** Begin Data shown **

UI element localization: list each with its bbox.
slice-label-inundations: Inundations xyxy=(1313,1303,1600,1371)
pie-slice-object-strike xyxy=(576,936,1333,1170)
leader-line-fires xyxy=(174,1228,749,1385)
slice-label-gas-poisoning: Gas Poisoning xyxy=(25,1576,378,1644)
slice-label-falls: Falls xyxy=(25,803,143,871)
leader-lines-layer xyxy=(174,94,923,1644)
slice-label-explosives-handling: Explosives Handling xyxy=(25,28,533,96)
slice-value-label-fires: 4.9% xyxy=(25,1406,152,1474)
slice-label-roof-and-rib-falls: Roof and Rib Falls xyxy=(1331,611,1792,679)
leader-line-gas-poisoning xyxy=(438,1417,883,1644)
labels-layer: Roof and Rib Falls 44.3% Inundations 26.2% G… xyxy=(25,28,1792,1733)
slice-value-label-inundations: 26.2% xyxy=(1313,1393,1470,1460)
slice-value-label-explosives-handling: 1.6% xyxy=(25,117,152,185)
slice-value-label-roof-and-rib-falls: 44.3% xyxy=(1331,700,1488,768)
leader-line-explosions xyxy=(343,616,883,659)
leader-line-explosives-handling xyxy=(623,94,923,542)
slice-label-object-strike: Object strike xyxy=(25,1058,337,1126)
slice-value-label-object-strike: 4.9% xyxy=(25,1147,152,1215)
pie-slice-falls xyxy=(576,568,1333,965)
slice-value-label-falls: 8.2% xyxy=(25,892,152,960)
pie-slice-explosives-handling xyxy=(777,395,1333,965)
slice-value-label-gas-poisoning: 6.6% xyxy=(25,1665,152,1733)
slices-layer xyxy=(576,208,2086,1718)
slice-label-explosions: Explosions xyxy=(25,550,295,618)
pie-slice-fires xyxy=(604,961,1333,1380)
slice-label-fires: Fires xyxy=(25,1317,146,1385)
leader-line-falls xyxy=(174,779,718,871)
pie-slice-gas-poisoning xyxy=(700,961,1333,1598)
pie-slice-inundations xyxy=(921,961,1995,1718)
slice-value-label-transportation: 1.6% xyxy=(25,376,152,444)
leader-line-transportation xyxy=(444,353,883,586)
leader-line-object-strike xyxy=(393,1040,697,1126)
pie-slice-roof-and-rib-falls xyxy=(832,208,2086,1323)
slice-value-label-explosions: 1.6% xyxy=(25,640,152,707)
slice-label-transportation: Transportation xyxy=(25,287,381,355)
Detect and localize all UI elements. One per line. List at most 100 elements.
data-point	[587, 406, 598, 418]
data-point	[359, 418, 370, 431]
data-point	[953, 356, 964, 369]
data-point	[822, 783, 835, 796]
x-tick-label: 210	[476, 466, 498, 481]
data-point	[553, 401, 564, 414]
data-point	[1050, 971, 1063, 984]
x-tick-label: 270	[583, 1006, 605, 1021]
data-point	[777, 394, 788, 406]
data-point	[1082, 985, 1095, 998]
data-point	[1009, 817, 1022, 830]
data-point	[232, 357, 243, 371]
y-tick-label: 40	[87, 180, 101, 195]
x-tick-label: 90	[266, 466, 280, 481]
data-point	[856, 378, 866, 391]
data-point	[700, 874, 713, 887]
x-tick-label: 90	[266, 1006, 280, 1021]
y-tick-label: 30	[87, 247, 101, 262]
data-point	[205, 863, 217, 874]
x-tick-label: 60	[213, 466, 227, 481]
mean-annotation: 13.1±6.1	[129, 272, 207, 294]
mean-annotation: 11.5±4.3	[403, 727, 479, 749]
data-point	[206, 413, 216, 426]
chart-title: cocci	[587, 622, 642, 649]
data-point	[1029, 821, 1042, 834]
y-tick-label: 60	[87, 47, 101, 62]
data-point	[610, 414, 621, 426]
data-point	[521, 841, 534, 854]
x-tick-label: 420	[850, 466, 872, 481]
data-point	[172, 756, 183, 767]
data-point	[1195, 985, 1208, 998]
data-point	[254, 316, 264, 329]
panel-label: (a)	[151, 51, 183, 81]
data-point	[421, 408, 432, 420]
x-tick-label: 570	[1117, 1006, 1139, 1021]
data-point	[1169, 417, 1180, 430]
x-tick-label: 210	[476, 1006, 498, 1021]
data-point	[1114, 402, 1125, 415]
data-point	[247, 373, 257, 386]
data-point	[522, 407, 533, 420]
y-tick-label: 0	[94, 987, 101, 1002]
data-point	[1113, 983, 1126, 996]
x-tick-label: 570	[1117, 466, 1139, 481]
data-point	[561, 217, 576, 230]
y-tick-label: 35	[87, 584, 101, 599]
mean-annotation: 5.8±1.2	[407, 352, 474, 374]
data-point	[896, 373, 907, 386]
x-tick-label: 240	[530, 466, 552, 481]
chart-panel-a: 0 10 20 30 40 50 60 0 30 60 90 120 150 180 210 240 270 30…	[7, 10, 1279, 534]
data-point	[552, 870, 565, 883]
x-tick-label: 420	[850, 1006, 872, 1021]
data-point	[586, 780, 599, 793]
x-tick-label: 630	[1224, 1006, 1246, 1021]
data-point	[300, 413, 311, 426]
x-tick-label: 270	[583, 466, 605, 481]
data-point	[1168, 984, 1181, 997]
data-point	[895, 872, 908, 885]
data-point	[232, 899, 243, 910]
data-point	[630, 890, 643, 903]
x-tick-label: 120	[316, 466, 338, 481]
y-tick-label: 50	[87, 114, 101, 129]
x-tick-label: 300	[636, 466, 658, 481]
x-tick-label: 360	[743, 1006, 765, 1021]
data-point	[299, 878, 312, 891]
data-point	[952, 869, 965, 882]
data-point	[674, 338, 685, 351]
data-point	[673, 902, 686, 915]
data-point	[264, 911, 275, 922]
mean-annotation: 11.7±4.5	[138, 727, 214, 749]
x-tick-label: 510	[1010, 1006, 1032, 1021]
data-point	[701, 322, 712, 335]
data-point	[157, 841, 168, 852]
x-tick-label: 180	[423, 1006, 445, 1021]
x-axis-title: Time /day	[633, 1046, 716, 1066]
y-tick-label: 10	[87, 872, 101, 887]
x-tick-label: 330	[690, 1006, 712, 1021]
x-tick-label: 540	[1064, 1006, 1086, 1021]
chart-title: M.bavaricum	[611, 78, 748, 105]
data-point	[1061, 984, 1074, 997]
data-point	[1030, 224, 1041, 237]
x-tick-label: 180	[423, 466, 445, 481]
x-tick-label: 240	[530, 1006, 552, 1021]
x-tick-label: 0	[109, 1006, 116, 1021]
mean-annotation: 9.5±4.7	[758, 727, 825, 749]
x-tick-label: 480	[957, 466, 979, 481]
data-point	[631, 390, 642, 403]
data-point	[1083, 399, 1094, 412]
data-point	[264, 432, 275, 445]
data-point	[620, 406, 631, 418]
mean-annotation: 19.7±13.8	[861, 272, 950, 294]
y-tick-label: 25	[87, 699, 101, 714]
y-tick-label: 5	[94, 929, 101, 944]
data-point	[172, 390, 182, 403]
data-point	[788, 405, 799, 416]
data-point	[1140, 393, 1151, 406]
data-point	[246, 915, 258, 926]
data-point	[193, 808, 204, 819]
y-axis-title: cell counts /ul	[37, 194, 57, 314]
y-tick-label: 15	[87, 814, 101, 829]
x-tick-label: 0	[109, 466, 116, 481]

** End Data shown **

* **What this task involves**: Reproduce every row above verbatim, in the same order, without changing a single character.

* **Result for this exercise**:
UI element localization: list each with its bbox.
slice-label-inundations: Inundations xyxy=(1313,1303,1600,1371)
pie-slice-object-strike xyxy=(576,936,1333,1170)
leader-line-fires xyxy=(174,1228,749,1385)
slice-label-gas-poisoning: Gas Poisoning xyxy=(25,1576,378,1644)
slice-label-falls: Falls xyxy=(25,803,143,871)
leader-lines-layer xyxy=(174,94,923,1644)
slice-label-explosives-handling: Explosives Handling xyxy=(25,28,533,96)
slice-value-label-fires: 4.9% xyxy=(25,1406,152,1474)
slice-label-roof-and-rib-falls: Roof and Rib Falls xyxy=(1331,611,1792,679)
leader-line-gas-poisoning xyxy=(438,1417,883,1644)
labels-layer: Roof and Rib Falls 44.3% Inundations 26.2% G… xyxy=(25,28,1792,1733)
slice-value-label-inundations: 26.2% xyxy=(1313,1393,1470,1460)
slice-value-label-explosives-handling: 1.6% xyxy=(25,117,152,185)
slice-value-label-roof-and-rib-falls: 44.3% xyxy=(1331,700,1488,768)
leader-line-explosions xyxy=(343,616,883,659)
leader-line-explosives-handling xyxy=(623,94,923,542)
slice-label-object-strike: Object strike xyxy=(25,1058,337,1126)
slice-value-label-object-strike: 4.9% xyxy=(25,1147,152,1215)
pie-slice-falls xyxy=(576,568,1333,965)
slice-value-label-falls: 8.2% xyxy=(25,892,152,960)
pie-slice-explosives-handling xyxy=(777,395,1333,965)
slice-value-label-gas-poisoning: 6.6% xyxy=(25,1665,152,1733)
slices-layer xyxy=(576,208,2086,1718)
slice-label-explosions: Explosions xyxy=(25,550,295,618)
pie-slice-fires xyxy=(604,961,1333,1380)
slice-label-fires: Fires xyxy=(25,1317,146,1385)
leader-line-falls xyxy=(174,779,718,871)
pie-slice-gas-poisoning xyxy=(700,961,1333,1598)
pie-slice-inundations xyxy=(921,961,1995,1718)
slice-value-label-transportation: 1.6% xyxy=(25,376,152,444)
leader-line-transportation xyxy=(444,353,883,586)
leader-line-object-strike xyxy=(393,1040,697,1126)
pie-slice-roof-and-rib-falls xyxy=(832,208,2086,1323)
slice-value-label-explosions: 1.6% xyxy=(25,640,152,707)
slice-label-transportation: Transportation xyxy=(25,287,381,355)
Detect and localize all UI elements. One per line. List at most 100 elements.
data-point	[587, 406, 598, 418]
data-point	[359, 418, 370, 431]
data-point	[953, 356, 964, 369]
data-point	[822, 783, 835, 796]
x-tick-label: 210	[476, 466, 498, 481]
data-point	[553, 401, 564, 414]
data-point	[1050, 971, 1063, 984]
x-tick-label: 270	[583, 1006, 605, 1021]
data-point	[777, 394, 788, 406]
data-point	[1082, 985, 1095, 998]
data-point	[1009, 817, 1022, 830]
data-point	[232, 357, 243, 371]
y-tick-label: 40	[87, 180, 101, 195]
x-tick-label: 90	[266, 466, 280, 481]
data-point	[856, 378, 866, 391]
data-point	[700, 874, 713, 887]
x-tick-label: 90	[266, 1006, 280, 1021]
y-tick-label: 30	[87, 247, 101, 262]
data-point	[205, 863, 217, 874]
x-tick-label: 60	[213, 466, 227, 481]
mean-annotation: 13.1±6.1	[129, 272, 207, 294]
mean-annotation: 11.5±4.3	[403, 727, 479, 749]
data-point	[206, 413, 216, 426]
chart-title: cocci	[587, 622, 642, 649]
data-point	[1029, 821, 1042, 834]
y-tick-label: 60	[87, 47, 101, 62]
data-point	[610, 414, 621, 426]
data-point	[521, 841, 534, 854]
x-tick-label: 420	[850, 466, 872, 481]
data-point	[172, 756, 183, 767]
data-point	[1195, 985, 1208, 998]
data-point	[254, 316, 264, 329]
panel-label: (a)	[151, 51, 183, 81]
data-point	[421, 408, 432, 420]
x-tick-label: 570	[1117, 1006, 1139, 1021]
data-point	[1169, 417, 1180, 430]
x-tick-label: 210	[476, 1006, 498, 1021]
data-point	[1114, 402, 1125, 415]
data-point	[247, 373, 257, 386]
data-point	[522, 407, 533, 420]
y-tick-label: 0	[94, 987, 101, 1002]
data-point	[1113, 983, 1126, 996]
x-tick-label: 570	[1117, 466, 1139, 481]
data-point	[561, 217, 576, 230]
y-tick-label: 35	[87, 584, 101, 599]
mean-annotation: 5.8±1.2	[407, 352, 474, 374]
data-point	[896, 373, 907, 386]
x-tick-label: 240	[530, 466, 552, 481]
chart-panel-a: 0 10 20 30 40 50 60 0 30 60 90 120 150 180 210 240 270 30…	[7, 10, 1279, 534]
data-point	[552, 870, 565, 883]
x-tick-label: 420	[850, 1006, 872, 1021]
data-point	[586, 780, 599, 793]
x-tick-label: 630	[1224, 1006, 1246, 1021]
data-point	[300, 413, 311, 426]
x-tick-label: 270	[583, 466, 605, 481]
data-point	[1168, 984, 1181, 997]
data-point	[895, 872, 908, 885]
data-point	[232, 899, 243, 910]
data-point	[630, 890, 643, 903]
x-tick-label: 120	[316, 466, 338, 481]
y-tick-label: 50	[87, 114, 101, 129]
x-tick-label: 300	[636, 466, 658, 481]
x-tick-label: 360	[743, 1006, 765, 1021]
data-point	[299, 878, 312, 891]
data-point	[952, 869, 965, 882]
data-point	[674, 338, 685, 351]
data-point	[673, 902, 686, 915]
data-point	[264, 911, 275, 922]
mean-annotation: 11.7±4.5	[138, 727, 214, 749]
x-tick-label: 510	[1010, 1006, 1032, 1021]
data-point	[701, 322, 712, 335]
data-point	[157, 841, 168, 852]
x-tick-label: 180	[423, 1006, 445, 1021]
x-axis-title: Time /day	[633, 1046, 716, 1066]
y-tick-label: 10	[87, 872, 101, 887]
x-tick-label: 330	[690, 1006, 712, 1021]
x-tick-label: 540	[1064, 1006, 1086, 1021]
chart-title: M.bavaricum	[611, 78, 748, 105]
data-point	[1061, 984, 1074, 997]
data-point	[1030, 224, 1041, 237]
x-tick-label: 180	[423, 466, 445, 481]
x-tick-label: 240	[530, 1006, 552, 1021]
x-tick-label: 0	[109, 1006, 116, 1021]
mean-annotation: 9.5±4.7	[758, 727, 825, 749]
x-tick-label: 480	[957, 466, 979, 481]
data-point	[631, 390, 642, 403]
data-point	[1083, 399, 1094, 412]
data-point	[264, 432, 275, 445]
data-point	[620, 406, 631, 418]
mean-annotation: 19.7±13.8	[861, 272, 950, 294]
y-tick-label: 25	[87, 699, 101, 714]
y-tick-label: 5	[94, 929, 101, 944]
data-point	[172, 390, 182, 403]
data-point	[788, 405, 799, 416]
data-point	[1140, 393, 1151, 406]
data-point	[246, 915, 258, 926]
data-point	[193, 808, 204, 819]
y-axis-title: cell counts /ul	[37, 194, 57, 314]
y-tick-label: 15	[87, 814, 101, 829]
x-tick-label: 0	[109, 466, 116, 481]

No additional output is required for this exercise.